* [SUPPLIED PASSAGE]
= = =
Following the war the 2nd Battalion was converted to artillery becoming the 45th Anti-Tank Regiment on April 1, 1946, with the designation "(Self -Propelled)" being added on June 19, 1947. On October 1, 1954, the unit was amalgamated with the 55th Light Anti-Aircraft Regiment, RCA. The Foresters returned to the armoured corps on May 19, 1958, as the 28th Armoured Regiment.

Reverting to its original infantry role in 1970, the regiment was part of London District (now 31 Canadian Brigade Group) until transferring to 32 Canadian Brigade Group on June 19, 1995. In peacetime at home, the Foresters have responded to assistance to civil authority during 1954 Hurricane Hazel, the 1985 Barrie tornado outbreak, the 1997 Red River flood and the Ontario Ice Storm (1998), as well as to forest fires over the years. Additionally, many members have served as augmentation from the Korean War onwards, including the Middle East (UNEF II), Golan Heights (UNDOF), Cyprus (UNFICYP), the Former Yugoslavia (Croatia and Bosnia-Herzegovina) (UNPROFOR, IFOR, and SFOR) and more recently Afghanistan (ISAF) and Sierra Leone (IMATT) .

There are over 2000 soldiers currently serving in the 32 Canadian Brigade Group, 5% being Regular Forces and 95% being Reserve Forces.

The Grey and Simcoe Foresters are conveniently stationed near the 4th Canadian Division Training Centre, formerly Land Force Central Area Training Centre (LFCA TC). LFCA TC, now 4 Cdn Div TC, was designed in 1942 for the purpose of training soldiers in tank warfare and artillery gunnery. 4 Cdn Div TC's current role not only includes being tasked to provide and maintain ranges, training areas, facilities and equipment for approximately 10,000 reserve soldiers in the Ontario area, but also plays host to a variety of other countries military units and nonmilitary agencies, for training exercises.

===War in Afghanistan===
The regiment contributed an aggregate of more than 20% of its authorized strength to the various Task Forces which served in Afghanistan between 2002 and 2014.
= = =
* [DATA RECORDS]
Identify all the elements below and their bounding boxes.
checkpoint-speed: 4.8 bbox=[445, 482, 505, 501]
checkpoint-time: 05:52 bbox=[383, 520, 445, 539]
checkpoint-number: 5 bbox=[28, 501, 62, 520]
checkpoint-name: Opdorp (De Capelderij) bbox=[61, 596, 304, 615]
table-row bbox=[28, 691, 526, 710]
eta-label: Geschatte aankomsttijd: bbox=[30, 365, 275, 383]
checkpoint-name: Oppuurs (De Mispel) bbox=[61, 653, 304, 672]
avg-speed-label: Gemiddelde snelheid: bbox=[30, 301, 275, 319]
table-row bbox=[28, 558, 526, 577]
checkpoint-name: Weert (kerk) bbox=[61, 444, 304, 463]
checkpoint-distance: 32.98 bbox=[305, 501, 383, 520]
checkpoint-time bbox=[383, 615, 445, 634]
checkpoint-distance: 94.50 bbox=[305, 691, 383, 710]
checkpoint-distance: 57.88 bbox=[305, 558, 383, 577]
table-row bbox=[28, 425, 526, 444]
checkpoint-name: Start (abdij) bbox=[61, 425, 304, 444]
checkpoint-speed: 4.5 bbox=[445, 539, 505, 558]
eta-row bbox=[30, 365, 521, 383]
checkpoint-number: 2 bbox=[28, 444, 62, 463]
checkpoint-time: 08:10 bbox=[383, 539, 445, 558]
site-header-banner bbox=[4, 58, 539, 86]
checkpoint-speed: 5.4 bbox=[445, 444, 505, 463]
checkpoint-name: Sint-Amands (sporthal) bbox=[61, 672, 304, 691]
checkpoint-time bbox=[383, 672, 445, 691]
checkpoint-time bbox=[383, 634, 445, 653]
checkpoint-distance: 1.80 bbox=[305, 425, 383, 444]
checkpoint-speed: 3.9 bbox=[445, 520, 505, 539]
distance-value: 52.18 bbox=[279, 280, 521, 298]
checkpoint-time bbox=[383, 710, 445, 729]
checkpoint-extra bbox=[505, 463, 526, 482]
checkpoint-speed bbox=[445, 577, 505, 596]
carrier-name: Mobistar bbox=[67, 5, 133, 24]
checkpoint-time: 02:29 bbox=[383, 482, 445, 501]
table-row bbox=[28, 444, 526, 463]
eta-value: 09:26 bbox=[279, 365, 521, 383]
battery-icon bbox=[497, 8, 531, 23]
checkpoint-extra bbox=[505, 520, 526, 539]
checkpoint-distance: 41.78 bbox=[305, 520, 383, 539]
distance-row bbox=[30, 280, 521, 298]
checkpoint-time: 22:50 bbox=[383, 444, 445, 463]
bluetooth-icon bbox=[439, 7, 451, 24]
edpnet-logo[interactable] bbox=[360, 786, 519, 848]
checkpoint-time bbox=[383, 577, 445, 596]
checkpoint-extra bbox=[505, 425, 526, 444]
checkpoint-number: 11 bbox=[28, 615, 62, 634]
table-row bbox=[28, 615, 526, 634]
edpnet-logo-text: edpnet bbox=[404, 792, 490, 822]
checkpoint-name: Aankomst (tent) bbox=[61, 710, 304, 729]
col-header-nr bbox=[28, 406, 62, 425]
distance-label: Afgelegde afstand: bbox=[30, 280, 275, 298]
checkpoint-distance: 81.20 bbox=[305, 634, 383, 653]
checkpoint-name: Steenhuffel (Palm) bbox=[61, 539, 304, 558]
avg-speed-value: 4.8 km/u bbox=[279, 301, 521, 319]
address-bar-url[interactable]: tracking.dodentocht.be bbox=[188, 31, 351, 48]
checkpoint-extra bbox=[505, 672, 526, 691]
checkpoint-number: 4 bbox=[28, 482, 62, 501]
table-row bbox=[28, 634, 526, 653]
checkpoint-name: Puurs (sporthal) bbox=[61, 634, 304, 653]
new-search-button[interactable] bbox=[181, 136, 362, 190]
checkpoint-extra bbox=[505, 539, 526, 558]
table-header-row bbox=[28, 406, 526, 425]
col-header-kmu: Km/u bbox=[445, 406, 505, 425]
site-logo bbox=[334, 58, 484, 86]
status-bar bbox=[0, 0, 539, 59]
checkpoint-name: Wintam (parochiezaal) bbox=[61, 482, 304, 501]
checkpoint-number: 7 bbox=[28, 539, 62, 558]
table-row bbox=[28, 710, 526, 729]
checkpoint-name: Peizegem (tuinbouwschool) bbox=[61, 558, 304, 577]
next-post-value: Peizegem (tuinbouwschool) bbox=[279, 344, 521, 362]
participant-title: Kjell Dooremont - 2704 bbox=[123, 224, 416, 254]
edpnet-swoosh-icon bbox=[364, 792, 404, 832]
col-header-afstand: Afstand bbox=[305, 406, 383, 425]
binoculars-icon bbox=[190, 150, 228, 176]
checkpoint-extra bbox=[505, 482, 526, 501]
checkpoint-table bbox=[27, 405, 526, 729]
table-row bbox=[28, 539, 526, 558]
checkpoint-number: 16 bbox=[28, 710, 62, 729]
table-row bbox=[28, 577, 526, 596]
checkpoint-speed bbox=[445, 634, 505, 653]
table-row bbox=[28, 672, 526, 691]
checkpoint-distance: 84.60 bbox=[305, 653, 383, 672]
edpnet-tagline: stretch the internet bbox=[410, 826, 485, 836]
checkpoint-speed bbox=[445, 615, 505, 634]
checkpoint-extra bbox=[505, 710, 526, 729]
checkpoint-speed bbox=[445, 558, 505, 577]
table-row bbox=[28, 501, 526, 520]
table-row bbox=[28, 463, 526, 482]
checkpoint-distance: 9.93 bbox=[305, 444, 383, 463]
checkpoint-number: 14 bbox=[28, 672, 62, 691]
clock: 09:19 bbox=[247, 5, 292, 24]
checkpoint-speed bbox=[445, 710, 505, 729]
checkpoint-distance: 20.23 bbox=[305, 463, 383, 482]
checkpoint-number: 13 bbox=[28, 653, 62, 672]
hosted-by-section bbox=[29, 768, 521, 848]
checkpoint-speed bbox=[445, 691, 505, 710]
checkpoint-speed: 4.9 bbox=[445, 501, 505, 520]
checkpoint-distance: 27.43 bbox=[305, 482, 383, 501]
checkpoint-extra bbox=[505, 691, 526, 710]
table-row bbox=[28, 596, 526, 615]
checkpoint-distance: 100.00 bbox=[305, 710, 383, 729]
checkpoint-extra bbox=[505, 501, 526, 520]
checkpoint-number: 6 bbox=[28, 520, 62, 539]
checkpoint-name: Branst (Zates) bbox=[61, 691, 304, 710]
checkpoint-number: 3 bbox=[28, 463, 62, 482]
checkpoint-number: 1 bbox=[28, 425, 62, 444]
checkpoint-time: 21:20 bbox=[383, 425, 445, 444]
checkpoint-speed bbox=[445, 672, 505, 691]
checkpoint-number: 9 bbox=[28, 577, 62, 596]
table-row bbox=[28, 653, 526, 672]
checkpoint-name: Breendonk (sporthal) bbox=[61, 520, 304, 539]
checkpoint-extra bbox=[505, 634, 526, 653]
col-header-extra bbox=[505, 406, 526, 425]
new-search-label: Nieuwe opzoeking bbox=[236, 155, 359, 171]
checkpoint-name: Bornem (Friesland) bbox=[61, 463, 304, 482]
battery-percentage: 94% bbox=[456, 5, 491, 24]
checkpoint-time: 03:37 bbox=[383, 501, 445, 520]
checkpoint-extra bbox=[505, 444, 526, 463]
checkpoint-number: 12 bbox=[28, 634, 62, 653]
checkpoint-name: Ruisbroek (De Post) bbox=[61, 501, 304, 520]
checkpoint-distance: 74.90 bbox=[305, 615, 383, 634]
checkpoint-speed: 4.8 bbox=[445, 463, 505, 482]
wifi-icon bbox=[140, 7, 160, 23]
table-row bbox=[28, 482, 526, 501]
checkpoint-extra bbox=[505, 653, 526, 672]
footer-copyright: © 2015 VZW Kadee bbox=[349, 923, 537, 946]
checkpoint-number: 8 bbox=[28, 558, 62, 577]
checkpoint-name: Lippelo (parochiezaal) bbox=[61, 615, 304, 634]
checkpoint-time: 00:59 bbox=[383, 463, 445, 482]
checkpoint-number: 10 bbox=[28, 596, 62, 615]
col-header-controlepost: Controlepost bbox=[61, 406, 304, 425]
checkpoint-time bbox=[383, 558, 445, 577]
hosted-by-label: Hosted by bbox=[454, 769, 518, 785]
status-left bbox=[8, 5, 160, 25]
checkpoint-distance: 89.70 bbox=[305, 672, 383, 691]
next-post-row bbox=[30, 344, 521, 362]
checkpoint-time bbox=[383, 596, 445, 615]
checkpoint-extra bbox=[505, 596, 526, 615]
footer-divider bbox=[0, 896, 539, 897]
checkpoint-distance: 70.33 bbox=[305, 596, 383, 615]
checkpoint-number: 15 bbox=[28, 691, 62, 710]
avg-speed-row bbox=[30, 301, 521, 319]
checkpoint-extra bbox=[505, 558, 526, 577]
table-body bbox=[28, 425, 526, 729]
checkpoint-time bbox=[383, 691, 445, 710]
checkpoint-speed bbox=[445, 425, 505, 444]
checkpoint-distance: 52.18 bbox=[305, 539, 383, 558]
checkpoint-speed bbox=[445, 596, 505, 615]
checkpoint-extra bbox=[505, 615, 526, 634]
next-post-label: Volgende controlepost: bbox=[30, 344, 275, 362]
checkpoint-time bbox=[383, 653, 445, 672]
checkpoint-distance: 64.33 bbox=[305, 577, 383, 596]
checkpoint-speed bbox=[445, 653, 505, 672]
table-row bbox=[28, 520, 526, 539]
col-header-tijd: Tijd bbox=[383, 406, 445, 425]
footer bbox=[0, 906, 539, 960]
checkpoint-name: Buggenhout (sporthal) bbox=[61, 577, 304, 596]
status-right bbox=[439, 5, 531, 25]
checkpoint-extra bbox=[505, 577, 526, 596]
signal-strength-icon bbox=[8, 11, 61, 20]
= = =
* [TASK OBJECTIVE] In the passage about the Grey and Simcoe Foresters, on what date did the regiment transfer to 32 Canadian Brigade Group?

* [ANSWER BELOW] June 19, 1995